====== Exercise inputs ======

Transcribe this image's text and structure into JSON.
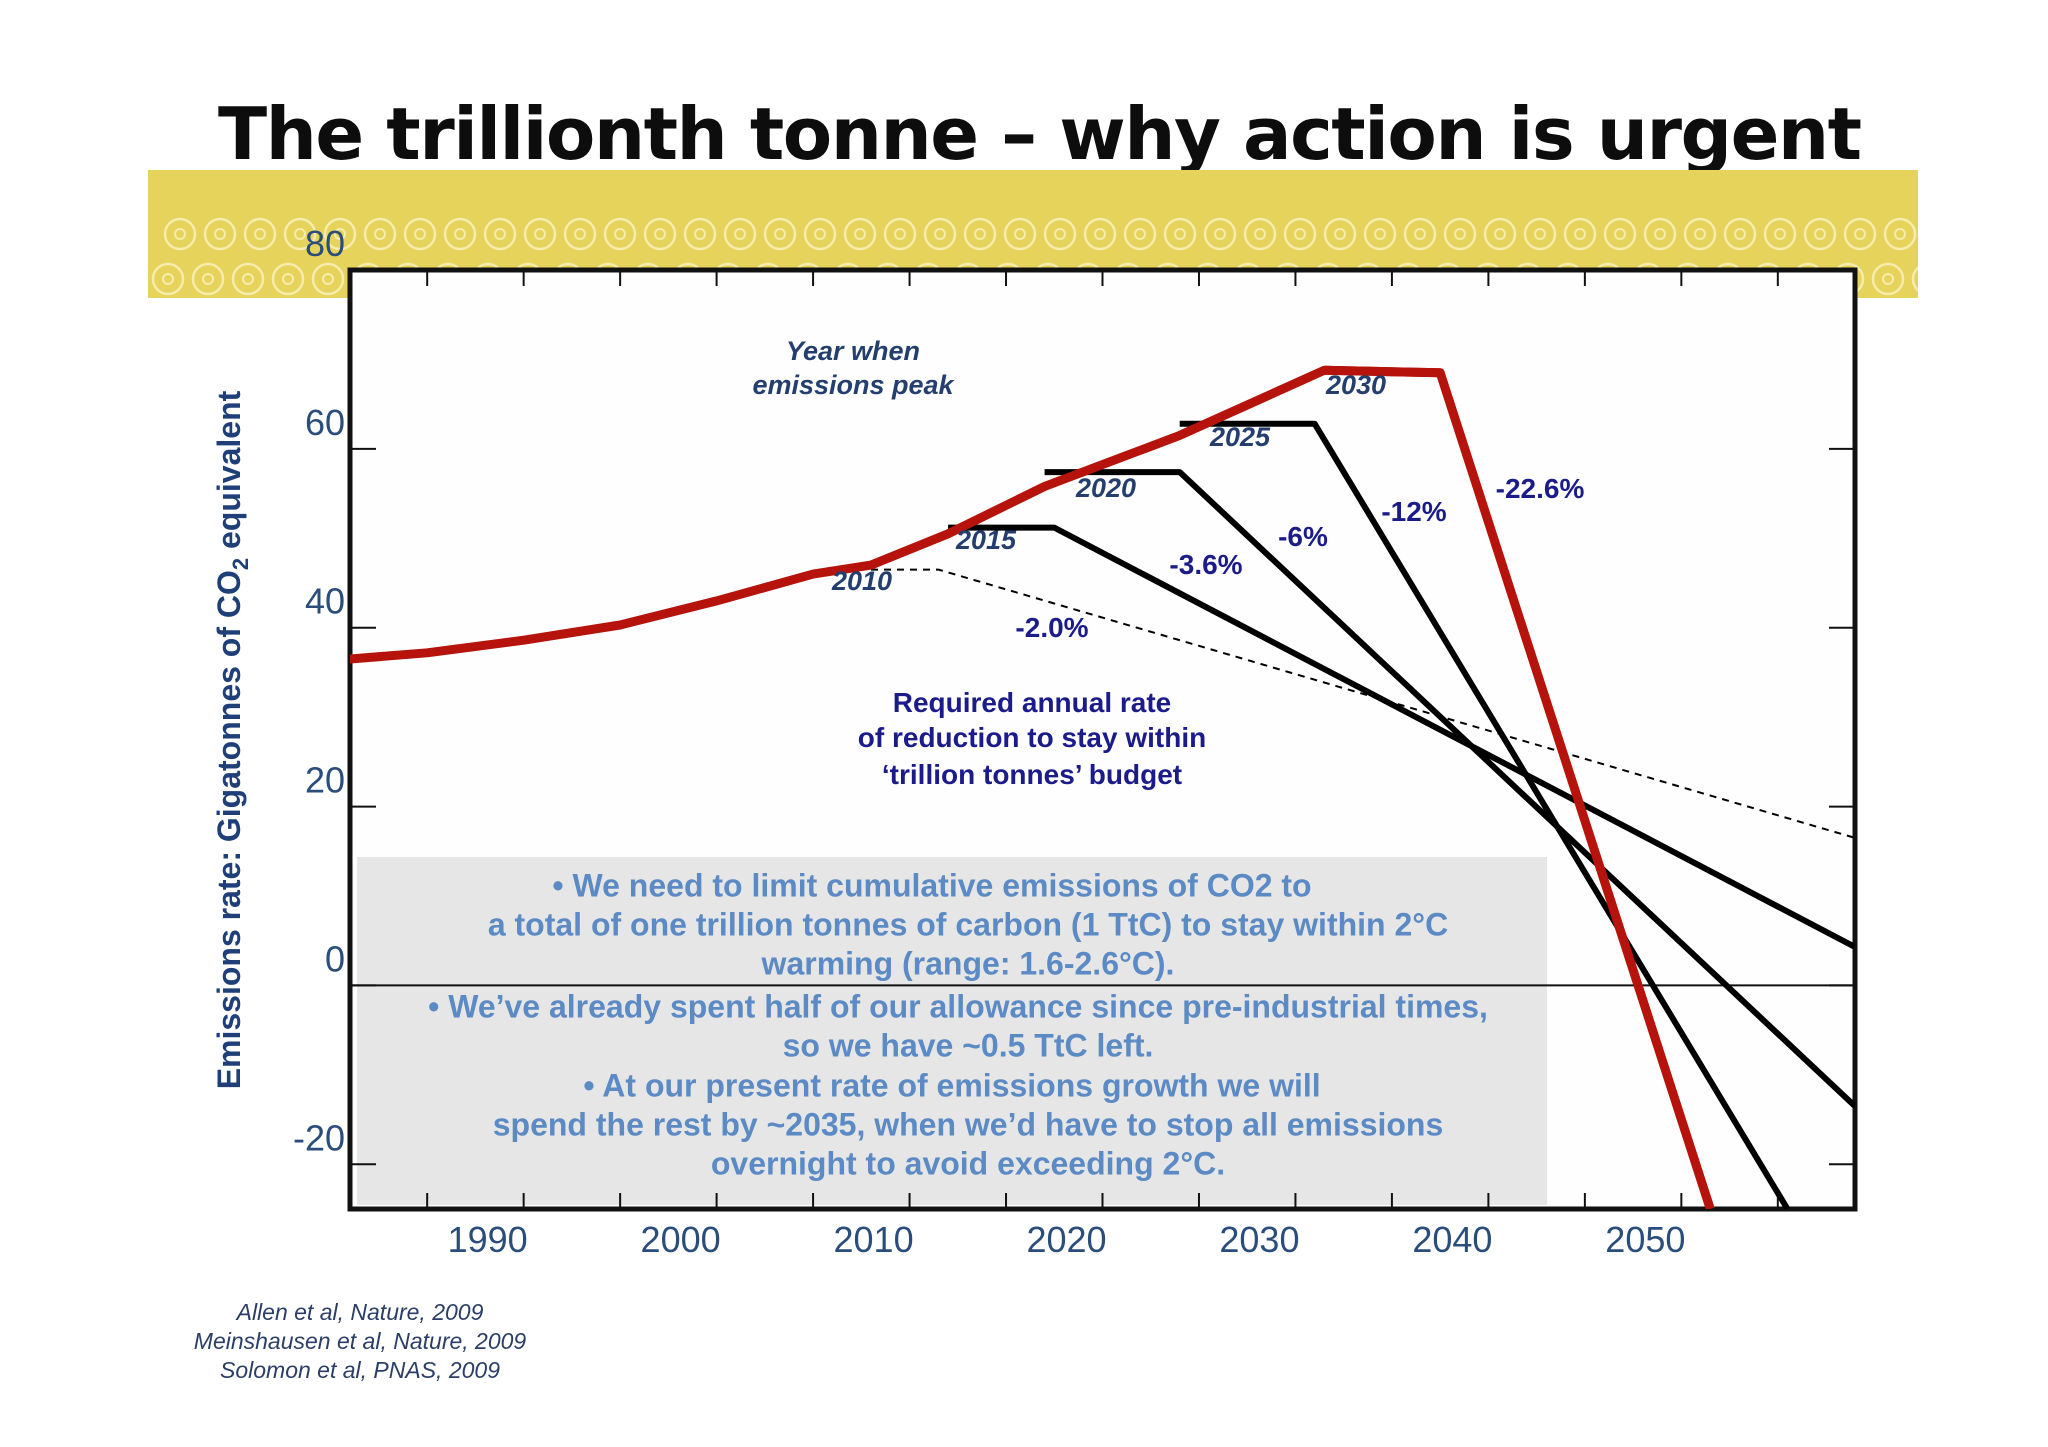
{
  "slide": {
    "title": "The trillionth tonne – why action is urgent",
    "banner_color": "#e6d35c",
    "references": [
      "Allen et al, Nature, 2009",
      "Meinshausen et al, Nature, 2009",
      "Solomon et al, PNAS, 2009"
    ]
  },
  "chart_data": {
    "type": "line",
    "title": "",
    "xlabel": "",
    "ylabel": "Emissions rate: Gigatonnes of CO₂ equivalent",
    "xlim": [
      1981,
      2059
    ],
    "ylim": [
      -25,
      80
    ],
    "xticks": [
      1990,
      2000,
      2010,
      2020,
      2030,
      2040,
      2050
    ],
    "yticks": [
      80,
      60,
      40,
      20,
      0,
      -20
    ],
    "grid": false,
    "legend": "none",
    "history_curve": {
      "color": "#b5130c",
      "points": [
        [
          1981,
          36.5
        ],
        [
          1985,
          37.2
        ],
        [
          1990,
          38.6
        ],
        [
          1995,
          40.3
        ],
        [
          2000,
          43.0
        ],
        [
          2005,
          46.0
        ],
        [
          2008,
          47.0
        ],
        [
          2012,
          50.5
        ],
        [
          2017,
          55.8
        ],
        [
          2024,
          61.5
        ],
        [
          2031.5,
          68.8
        ],
        [
          2037.5,
          68.5
        ]
      ]
    },
    "series": [
      {
        "name": "2010",
        "rate_label": "-2.0%",
        "style": "dashed",
        "color": "#000000",
        "points": [
          [
            2008,
            46.5
          ],
          [
            2011.5,
            46.5
          ],
          [
            2059,
            16.5
          ]
        ]
      },
      {
        "name": "2015",
        "rate_label": "-3.6%",
        "style": "solid",
        "color": "#000000",
        "points": [
          [
            2012,
            51.2
          ],
          [
            2017.5,
            51.2
          ],
          [
            2059,
            4.3
          ]
        ]
      },
      {
        "name": "2020",
        "rate_label": "-6%",
        "style": "solid",
        "color": "#000000",
        "points": [
          [
            2017,
            57.4
          ],
          [
            2024,
            57.4
          ],
          [
            2059,
            -13.5
          ]
        ]
      },
      {
        "name": "2025",
        "rate_label": "-12%",
        "style": "solid",
        "color": "#000000",
        "points": [
          [
            2024,
            62.8
          ],
          [
            2031,
            62.8
          ],
          [
            2055.5,
            -25
          ]
        ]
      },
      {
        "name": "2030",
        "rate_label": "-22.6%",
        "style": "solid",
        "color": "#b5130c",
        "points": [
          [
            2031.5,
            68.8
          ],
          [
            2037.5,
            68.5
          ],
          [
            2051.5,
            -25
          ]
        ]
      }
    ],
    "annotations": {
      "peak_heading": [
        "Year when",
        "emissions peak"
      ],
      "required_rate": [
        "Required annual rate",
        "of reduction to stay within",
        "‘trillion tonnes’ budget"
      ]
    },
    "info_box": [
      "•  We need to limit cumulative emissions of CO2 to",
      "a total of one trillion tonnes of carbon (1 TtC) to stay within 2°C",
      "warming (range: 1.6-2.6°C).",
      "•  We’ve already spent half of our allowance since pre-industrial times,",
      "so we have ~0.5 TtC left.",
      "•  At our present rate of emissions growth we will",
      "spend the rest by ~2035, when we’d have to stop all emissions",
      "overnight to avoid exceeding 2°C."
    ]
  }
}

======

**Given problem:** Check each line of the records for "name" and copy the ones that contain it.

**Solution to this exercise:**
        "name": "2010",
        "name": "2015",
        "name": "2020",
        "name": "2025",
        "name": "2030",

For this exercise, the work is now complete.